YOUR OBJECTIVE ▸ The records that follow must be repeated verbatim, every one of them.

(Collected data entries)
==========

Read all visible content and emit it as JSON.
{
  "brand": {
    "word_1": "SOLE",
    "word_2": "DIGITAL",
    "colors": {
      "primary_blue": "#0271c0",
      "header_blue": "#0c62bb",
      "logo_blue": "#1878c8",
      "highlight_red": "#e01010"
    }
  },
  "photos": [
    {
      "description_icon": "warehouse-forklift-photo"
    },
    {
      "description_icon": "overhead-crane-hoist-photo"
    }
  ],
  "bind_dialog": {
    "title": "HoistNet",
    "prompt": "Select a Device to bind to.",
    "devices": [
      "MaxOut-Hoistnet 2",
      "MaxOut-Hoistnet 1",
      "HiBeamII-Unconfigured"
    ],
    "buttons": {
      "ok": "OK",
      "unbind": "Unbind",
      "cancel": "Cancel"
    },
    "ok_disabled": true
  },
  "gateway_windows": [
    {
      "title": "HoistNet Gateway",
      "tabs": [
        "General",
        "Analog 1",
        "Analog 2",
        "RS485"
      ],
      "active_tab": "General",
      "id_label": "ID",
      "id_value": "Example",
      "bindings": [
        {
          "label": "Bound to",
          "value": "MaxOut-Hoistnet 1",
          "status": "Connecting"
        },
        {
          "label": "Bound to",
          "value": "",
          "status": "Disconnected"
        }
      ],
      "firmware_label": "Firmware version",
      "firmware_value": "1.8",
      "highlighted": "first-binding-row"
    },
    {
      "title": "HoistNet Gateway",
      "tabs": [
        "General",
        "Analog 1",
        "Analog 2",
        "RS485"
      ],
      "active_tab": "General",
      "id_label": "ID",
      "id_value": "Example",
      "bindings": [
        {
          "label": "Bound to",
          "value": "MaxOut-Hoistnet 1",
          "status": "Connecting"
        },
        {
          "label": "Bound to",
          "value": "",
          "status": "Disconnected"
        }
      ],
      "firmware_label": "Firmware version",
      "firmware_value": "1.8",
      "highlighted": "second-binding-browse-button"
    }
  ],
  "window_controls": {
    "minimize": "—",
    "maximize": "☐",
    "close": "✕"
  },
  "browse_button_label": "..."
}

==========

TASK RESULT ▸
Read all visible content and emit it as JSON.
{
  "brand": {
    "word_1": "SOLE",
    "word_2": "DIGITAL",
    "colors": {
      "primary_blue": "#0271c0",
      "header_blue": "#0c62bb",
      "logo_blue": "#1878c8",
      "highlight_red": "#e01010"
    }
  },
  "photos": [
    {
      "description_icon": "warehouse-forklift-photo"
    },
    {
      "description_icon": "overhead-crane-hoist-photo"
    }
  ],
  "bind_dialog": {
    "title": "HoistNet",
    "prompt": "Select a Device to bind to.",
    "devices": [
      "MaxOut-Hoistnet 2",
      "MaxOut-Hoistnet 1",
      "HiBeamII-Unconfigured"
    ],
    "buttons": {
      "ok": "OK",
      "unbind": "Unbind",
      "cancel": "Cancel"
    },
    "ok_disabled": true
  },
  "gateway_windows": [
    {
      "title": "HoistNet Gateway",
      "tabs": [
        "General",
        "Analog 1",
        "Analog 2",
        "RS485"
      ],
      "active_tab": "General",
      "id_label": "ID",
      "id_value": "Example",
      "bindings": [
        {
          "label": "Bound to",
          "value": "MaxOut-Hoistnet 1",
          "status": "Connecting"
        },
        {
          "label": "Bound to",
          "value": "",
          "status": "Disconnected"
        }
      ],
      "firmware_label": "Firmware version",
      "firmware_value": "1.8",
      "highlighted": "first-binding-row"
    },
    {
      "title": "HoistNet Gateway",
      "tabs": [
        "General",
        "Analog 1",
        "Analog 2",
        "RS485"
      ],
      "active_tab": "General",
      "id_label": "ID",
      "id_value": "Example",
      "bindings": [
        {
          "label": "Bound to",
          "value": "MaxOut-Hoistnet 1",
          "status": "Connecting"
        },
        {
          "label": "Bound to",
          "value": "",
          "status": "Disconnected"
        }
      ],
      "firmware_label": "Firmware version",
      "firmware_value": "1.8",
      "highlighted": "second-binding-browse-button"
    }
  ],
  "window_controls": {
    "minimize": "—",
    "maximize": "☐",
    "close": "✕"
  },
  "browse_button_label": "..."
}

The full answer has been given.